GIVEN REQUEST:
From the entries below, copy every line that holds the word "如图所示".

------

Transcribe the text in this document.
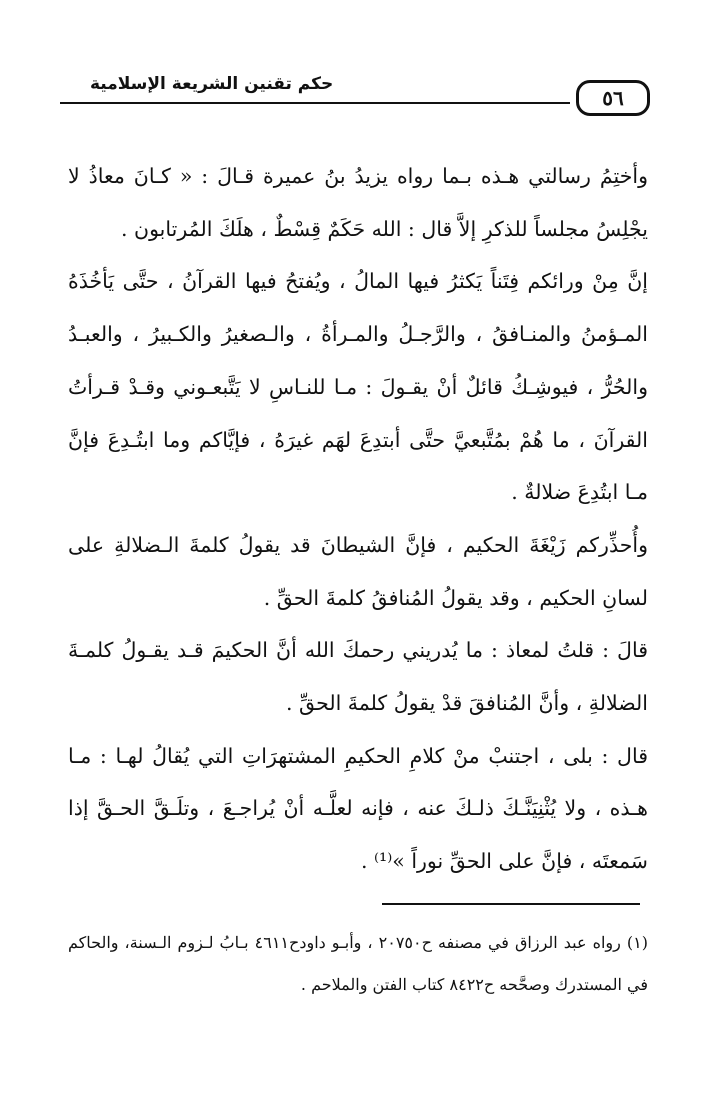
حكم تقنين الشريعة الإسلامية
٥٦

وأختِمُ رسالتي هـذه بـما رواه يزيدُ بنُ عميرة قـالَ : « كـانَ معاذُ لا يجْلِسُ مجلساً للذكرِ إلاَّ قال : الله حَكَمٌ قِسْطٌ ، هلَكَ المُرتابون .

إنَّ مِنْ ورائكم فِتَناً يَكثرُ فيها المالُ ، ويُفتحُ فيها القرآنُ ، حتَّى يَأخُذَهُ المـؤمنُ والمنـافقُ ، والرَّجـلُ والمـرأةُ ، والـصغيرُ والكـبيرُ ، والعبـدُ والحُرُّ ، فيوشِـكُ قائلٌ أنْ يقـولَ : مـا للنـاسِ لا يَتَّبعـوني وقـدْ قـرأتُ القرآنَ ، ما هُمْ بمُتَّبعيَّ حتَّى أبتدِعَ لهَم غيرَهُ ، فإيَّاكم وما ابتُـدِعَ فإنَّ مـا ابتُدِعَ ضلالةٌ .

وأُحذِّركم زَيْغَةَ الحكيم ، فإنَّ الشيطانَ قد يقولُ كلمةَ الـضلالةِ على لسانِ الحكيم ، وقد يقولُ المُنافقُ كلمةَ الحقِّ .

قالَ : قلتُ لمعاذ : ما يُدريني رحمكَ الله أنَّ الحكيمَ قـد يقـولُ كلمـةَ الضلالةِ ، وأنَّ المُنافقَ قدْ يقولُ كلمةَ الحقِّ .

قال : بلى ، اجتنبْ منْ كلامِ الحكيمِ المشتهرَاتِ التي يُقالُ لهـا : مـا هـذه ، ولا يُثْنِيَنَّـكَ ذلـكَ عنه ، فإنه لعلَّـه أنْ يُراجـعَ ، وتلَـقَّ الحـقَّ إذا سَمعتَه ، فإنَّ على الحقِّ نوراً »⁽¹⁾ .

(١) رواه عبد الرزاق في مصنفه ح٢٠٧٥٠ ، وأبـو داودح٤٦١١ بـابُ لـزوم الـسنة، والحاكم في المستدرك وصحَّحه ح٨٤٢٢ كتاب الفتن والملاحم .
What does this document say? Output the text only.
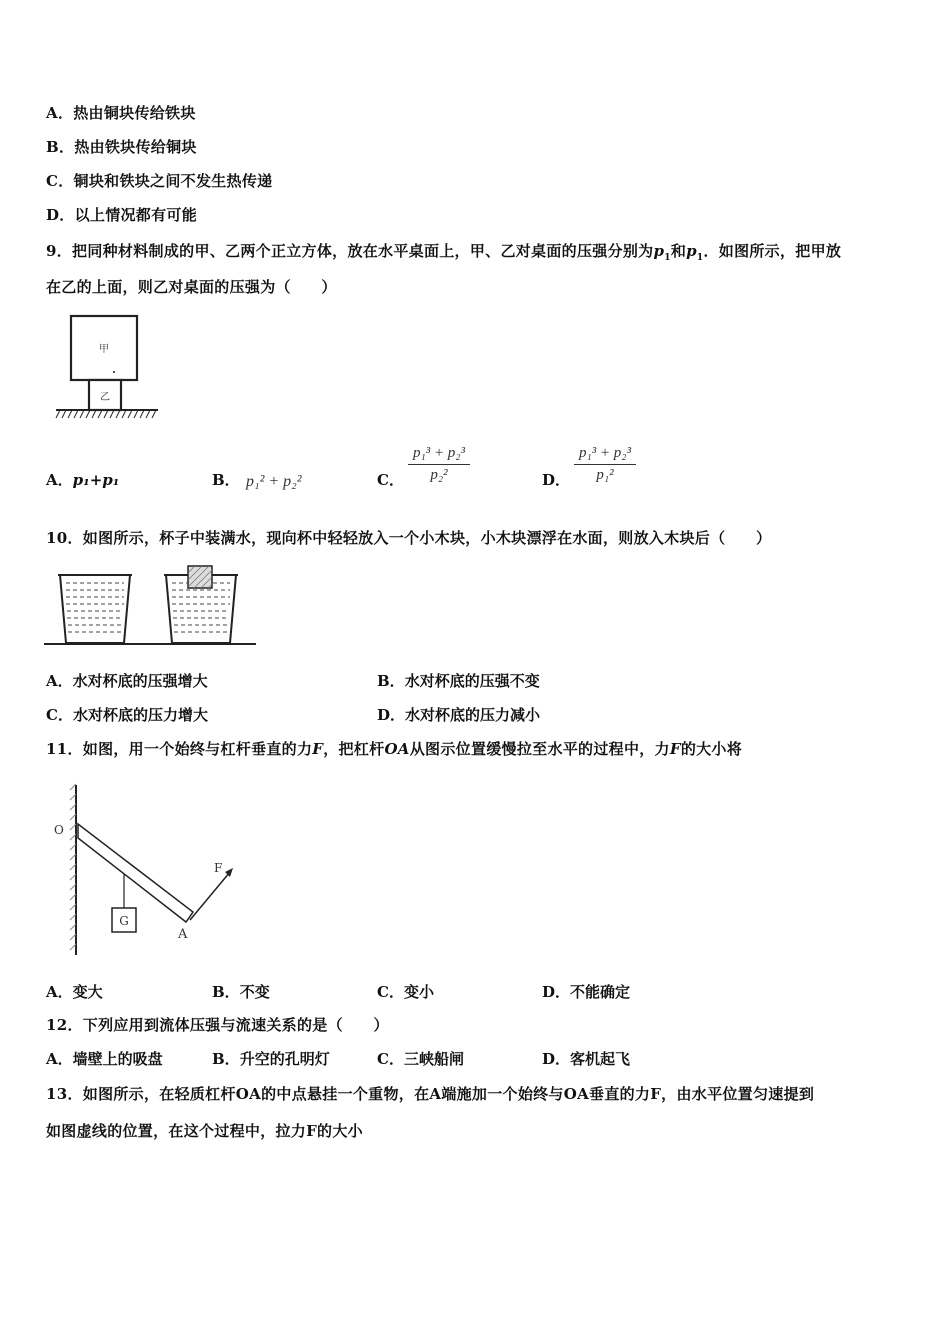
A．热由铜块传给铁块
B．热由铁块传给铜块
C．铜块和铁块之间不发生热传递
D．以上情况都有可能
9．把同种材料制成的甲、乙两个正立方体，放在水平桌面上，甲、乙对桌面的压强分别为$p_1$和$p_1$．如图所示，把甲放
在乙的上面，则乙对桌面的压强为（　　）
甲
乙
A．p₁+p₁	B． p₁² + p₂²	C．
p₁³ + p₂³
p₂²	D．
p₁³ + p₂³
p₁²
10．如图所示，杯子中装满水，现向杯中轻轻放入一个小木块，小木块漂浮在水面，则放入木块后（　　）
A．水对杯底的压强增大	B．水对杯底的压强不变
C．水对杯底的压力增大	D．水对杯底的压力减小
11．如图，用一个始终与杠杆垂直的力F，把杠杆OA从图示位置缓慢拉至水平的过程中，力F的大小将
O
G
A
F
A．变大	B．不变	C．变小	D．不能确定
12．下列应用到流体压强与流速关系的是（　　）
A．墙壁上的吸盘	B．升空的孔明灯	C．三峡船闸	D．客机起飞
13．如图所示，在轻质杠杆OA的中点悬挂一个重物，在A端施加一个始终与OA垂直的力F，由水平位置匀速提到
如图虚线的位置，在这个过程中，拉力F的大小
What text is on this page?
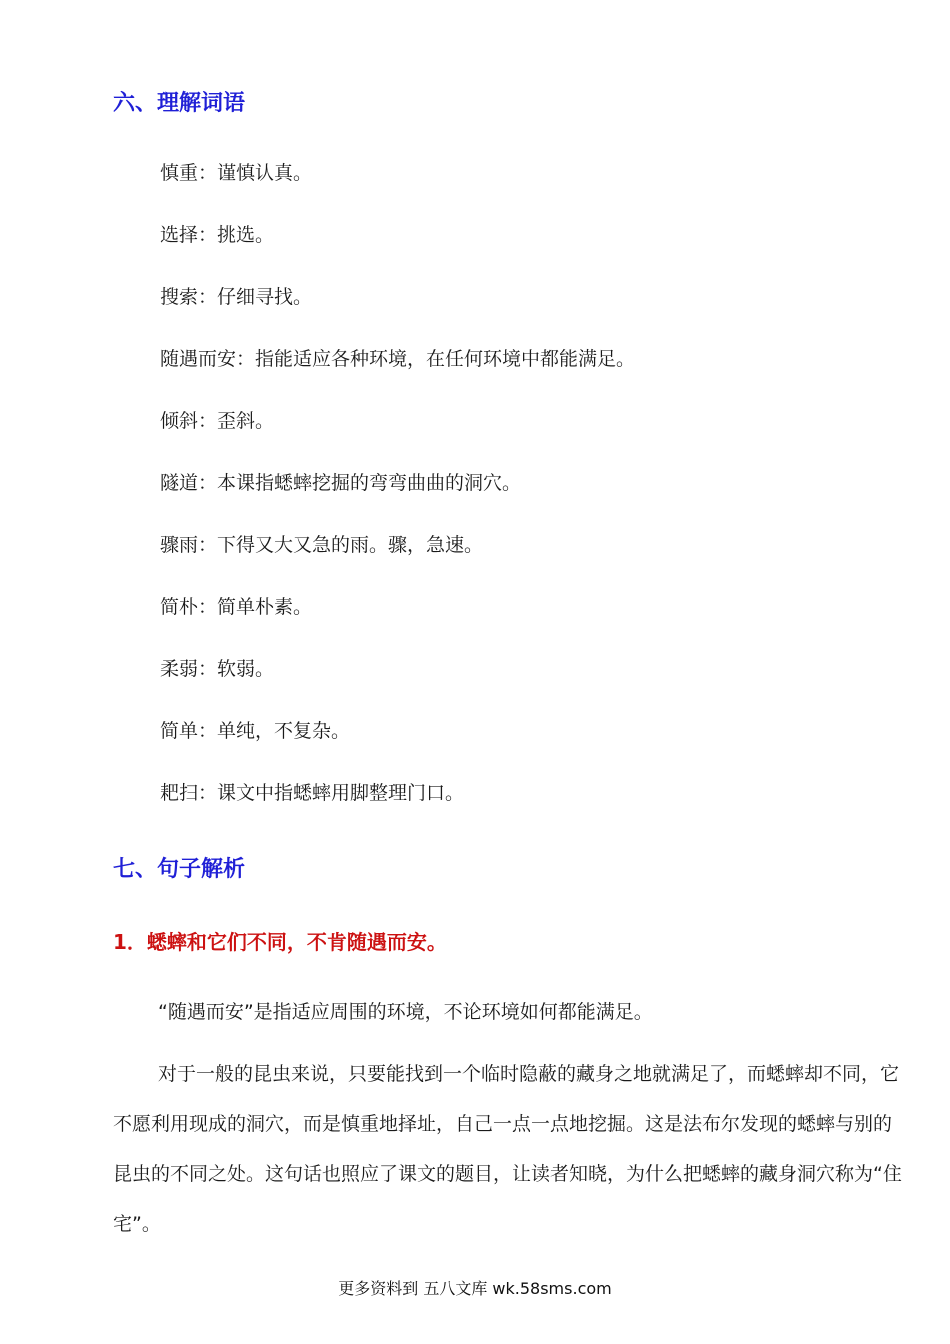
六、理解词语
慎重：谨慎认真。
选择：挑选。
搜索：仔细寻找。
随遇而安：指能适应各种环境，在任何环境中都能满足。
倾斜：歪斜。
隧道：本课指蟋蟀挖掘的弯弯曲曲的洞穴。
骤雨：下得又大又急的雨。骤，急速。
简朴：简单朴素。
柔弱：软弱。
简单：单纯，不复杂。
耙扫：课文中指蟋蟀用脚整理门口。
七、句子解析
1．蟋蟀和它们不同，不肯随遇而安。

“随遇而安”是指适应周围的环境，不论环境如何都能满足。

对于一般的昆虫来说，只要能找到一个临时隐蔽的藏身之地就满足了，而蟋蟀却不同，它不愿利用现成的洞穴，而是慎重地择址，自己一点一点地挖掘。这是法布尔发现的蟋蟀与别的昆虫的不同之处。这句话也照应了课文的题目，让读者知晓，为什么把蟋蟀的藏身洞穴称为“住宅”。

更多资料到 五八文库 wk.58sms.com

------

ANSWER TO THE EXERCISE:
9．把同种材料制成的甲、乙两个正立方体，放在水平桌面上，甲、乙对桌面的压强分别为$p_1$和$p_1$．如图所示，把甲放
10．如图所示，杯子中装满水，现向杯中轻轻放入一个小木块，小木块漂浮在水面，则放入木块后（　　）
13．如图所示，在轻质杠杆OA的中点悬挂一个重物，在A端施加一个始终与OA垂直的力F，由水平位置匀速提到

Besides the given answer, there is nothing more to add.